> _What is required_:
Please report every line from the material that contains the word "JSON".

> _Figure contents as structured data_:

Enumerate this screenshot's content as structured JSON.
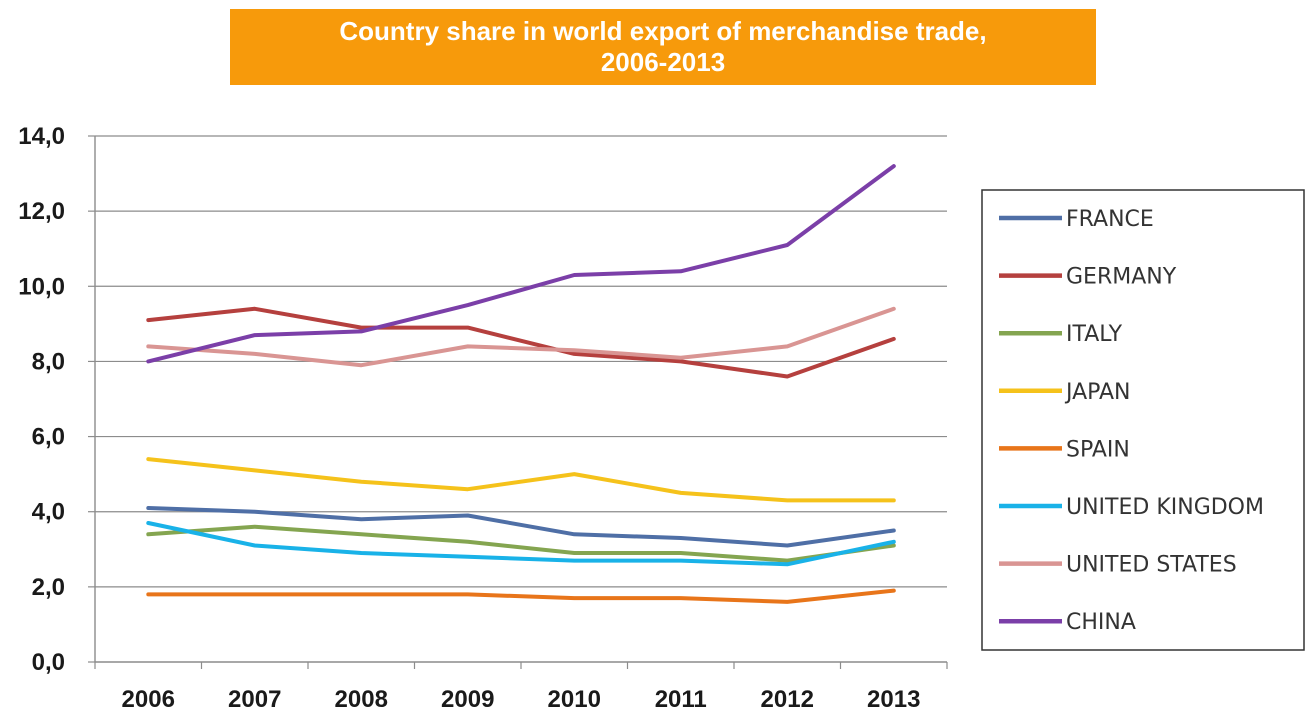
{
  "chart_data": {
    "type": "line",
    "title": "Country share in world export of merchandise trade,",
    "subtitle": "2006-2013",
    "xlabel": "",
    "ylabel": "",
    "ylim": [
      0,
      14
    ],
    "yticks": [
      "0,0",
      "2,0",
      "4,0",
      "6,0",
      "8,0",
      "10,0",
      "12,0",
      "14,0"
    ],
    "ytick_values": [
      0,
      2,
      4,
      6,
      8,
      10,
      12,
      14
    ],
    "categories": [
      "2006",
      "2007",
      "2008",
      "2009",
      "2010",
      "2011",
      "2012",
      "2013"
    ],
    "grid": true,
    "legend_position": "right",
    "series": [
      {
        "name": "FRANCE",
        "color": "#4f6fa6",
        "values": [
          4.1,
          4.0,
          3.8,
          3.9,
          3.4,
          3.3,
          3.1,
          3.5
        ]
      },
      {
        "name": "GERMANY",
        "color": "#b5403e",
        "values": [
          9.1,
          9.4,
          8.9,
          8.9,
          8.2,
          8.0,
          7.6,
          8.6
        ]
      },
      {
        "name": "ITALY",
        "color": "#84a550",
        "values": [
          3.4,
          3.6,
          3.4,
          3.2,
          2.9,
          2.9,
          2.7,
          3.1
        ]
      },
      {
        "name": "JAPAN",
        "color": "#f5c21b",
        "values": [
          5.4,
          5.1,
          4.8,
          4.6,
          5.0,
          4.5,
          4.3,
          4.3
        ]
      },
      {
        "name": "SPAIN",
        "color": "#e8751a",
        "values": [
          1.8,
          1.8,
          1.8,
          1.8,
          1.7,
          1.7,
          1.6,
          1.9
        ]
      },
      {
        "name": "UNITED KINGDOM",
        "color": "#19b2e8",
        "values": [
          3.7,
          3.1,
          2.9,
          2.8,
          2.7,
          2.7,
          2.6,
          3.2
        ]
      },
      {
        "name": "UNITED STATES",
        "color": "#d99593",
        "values": [
          8.4,
          8.2,
          7.9,
          8.4,
          8.3,
          8.1,
          8.4,
          9.4
        ]
      },
      {
        "name": "CHINA",
        "color": "#7b3fa8",
        "values": [
          8.0,
          8.7,
          8.8,
          9.5,
          10.3,
          10.4,
          11.1,
          13.2
        ]
      }
    ]
  }
}
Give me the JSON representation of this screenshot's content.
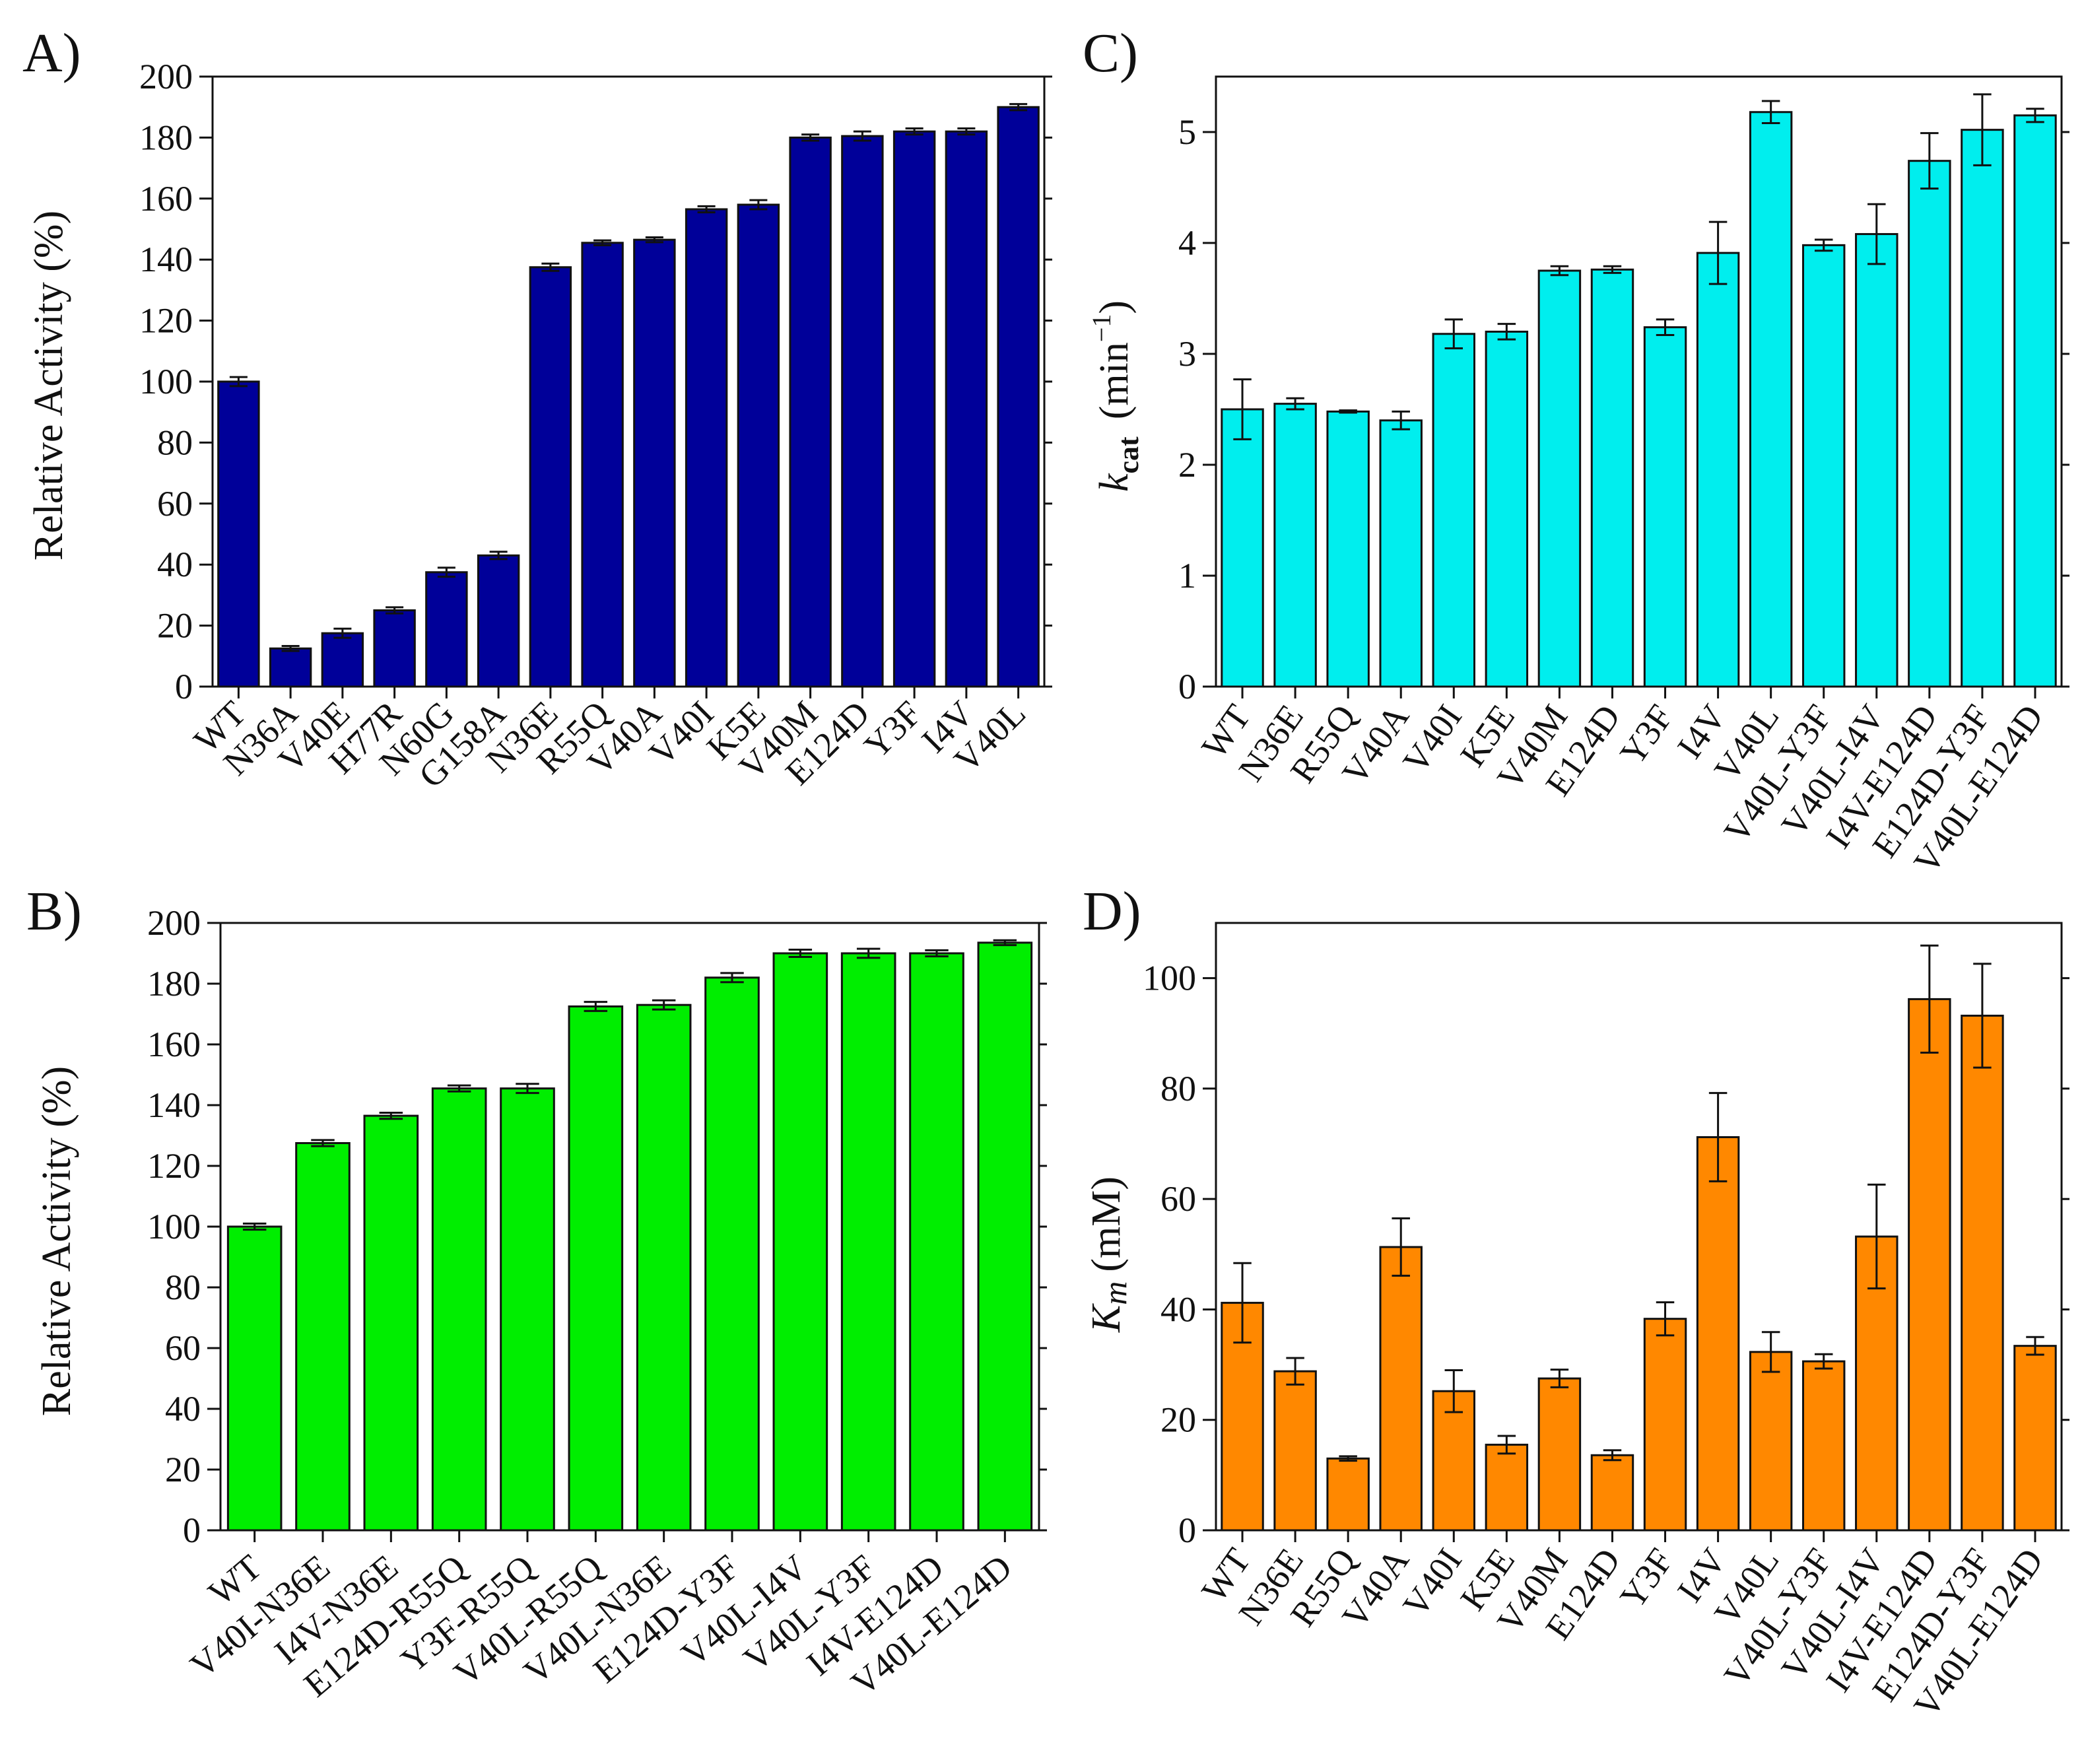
{
  "chart_data": [
    {
      "panel": "A)",
      "type": "bar",
      "ylabel": "Relative Activity (%)",
      "ylim": [
        0,
        200
      ],
      "yticks": [
        0,
        20,
        40,
        60,
        80,
        100,
        120,
        140,
        160,
        180,
        200
      ],
      "color": "#000099",
      "categories": [
        "WT",
        "N36A",
        "V40E",
        "H77R",
        "N60G",
        "G158A",
        "N36E",
        "R55Q",
        "V40A",
        "V40I",
        "K5E",
        "V40M",
        "E124D",
        "Y3F",
        "I4V",
        "V40L"
      ],
      "values": [
        100,
        12.5,
        17.5,
        25,
        37.5,
        43,
        137.5,
        145.5,
        146.5,
        156.5,
        158,
        180,
        180.5,
        182,
        182,
        190
      ],
      "errors": [
        1.5,
        0.8,
        1.5,
        1,
        1.5,
        1.2,
        1.2,
        0.8,
        0.8,
        1,
        1.5,
        1,
        1.5,
        1,
        1,
        1
      ]
    },
    {
      "panel": "B)",
      "type": "bar",
      "ylabel": "Relative Activity  (%)",
      "ylim": [
        0,
        200
      ],
      "yticks": [
        0,
        20,
        40,
        60,
        80,
        100,
        120,
        140,
        160,
        180,
        200
      ],
      "color": "#00ee00",
      "categories": [
        "WT",
        "V40I-N36E",
        "I4V-N36E",
        "E124D-R55Q",
        "Y3F-R55Q",
        "V40L-R55Q",
        "V40L-N36E",
        "E124D-Y3F",
        "V40L-I4V",
        "V40L-Y3F",
        "I4V-E124D",
        "V40L-E124D"
      ],
      "values": [
        100,
        127.5,
        136.5,
        145.5,
        145.5,
        172.5,
        173,
        182,
        190,
        190,
        190,
        193.5
      ],
      "errors": [
        1,
        1,
        1,
        1,
        1.5,
        1.5,
        1.5,
        1.5,
        1.2,
        1.5,
        1,
        0.8
      ]
    },
    {
      "panel": "C)",
      "type": "bar",
      "ylabel_k": "k",
      "ylabel_sub": "cat",
      "ylabel_units": "(min",
      "ylabel_sup": "−1",
      "ylabel_close": ")",
      "ylim": [
        0,
        5.5
      ],
      "yticks": [
        0,
        1,
        2,
        3,
        4,
        5
      ],
      "color": "#00eeee",
      "categories": [
        "WT",
        "N36E",
        "R55Q",
        "V40A",
        "V40I",
        "K5E",
        "V40M",
        "E124D",
        "Y3F",
        "I4V",
        "V40L",
        "V40L-Y3F",
        "V40L-I4V",
        "I4V-E124D",
        "E124D-Y3F",
        "V40L-E124D"
      ],
      "values": [
        2.5,
        2.55,
        2.48,
        2.4,
        3.18,
        3.2,
        3.75,
        3.76,
        3.24,
        3.91,
        5.18,
        3.98,
        4.08,
        4.74,
        5.02,
        5.15
      ],
      "errors": [
        0.27,
        0.05,
        0.01,
        0.08,
        0.13,
        0.07,
        0.04,
        0.03,
        0.07,
        0.28,
        0.1,
        0.05,
        0.27,
        0.25,
        0.32,
        0.06
      ]
    },
    {
      "panel": "D)",
      "type": "bar",
      "ylabel_k": "K",
      "ylabel_sub": "m",
      "ylabel_units": "(mM)",
      "ylim": [
        0,
        110
      ],
      "yticks": [
        0,
        20,
        40,
        60,
        80,
        100
      ],
      "color": "#ff8800",
      "categories": [
        "WT",
        "N36E",
        "R55Q",
        "V40A",
        "V40I",
        "K5E",
        "V40M",
        "E124D",
        "Y3F",
        "I4V",
        "V40L",
        "V40L-Y3F",
        "V40L-I4V",
        "I4V-E124D",
        "E124D-Y3F",
        "V40L-E124D"
      ],
      "values": [
        41.2,
        28.8,
        13,
        51.3,
        25.2,
        15.5,
        27.5,
        13.6,
        38.3,
        71.2,
        32.3,
        30.6,
        53.2,
        96.2,
        93.2,
        33.4
      ],
      "errors": [
        7.2,
        2.4,
        0.4,
        5.2,
        3.8,
        1.6,
        1.6,
        0.9,
        3,
        8,
        3.6,
        1.3,
        9.4,
        9.7,
        9.4,
        1.6
      ]
    }
  ]
}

> _The solution_:
Enumerate this screenshot's content as structured JSON.
Give me the JSON representation of this screenshot's content.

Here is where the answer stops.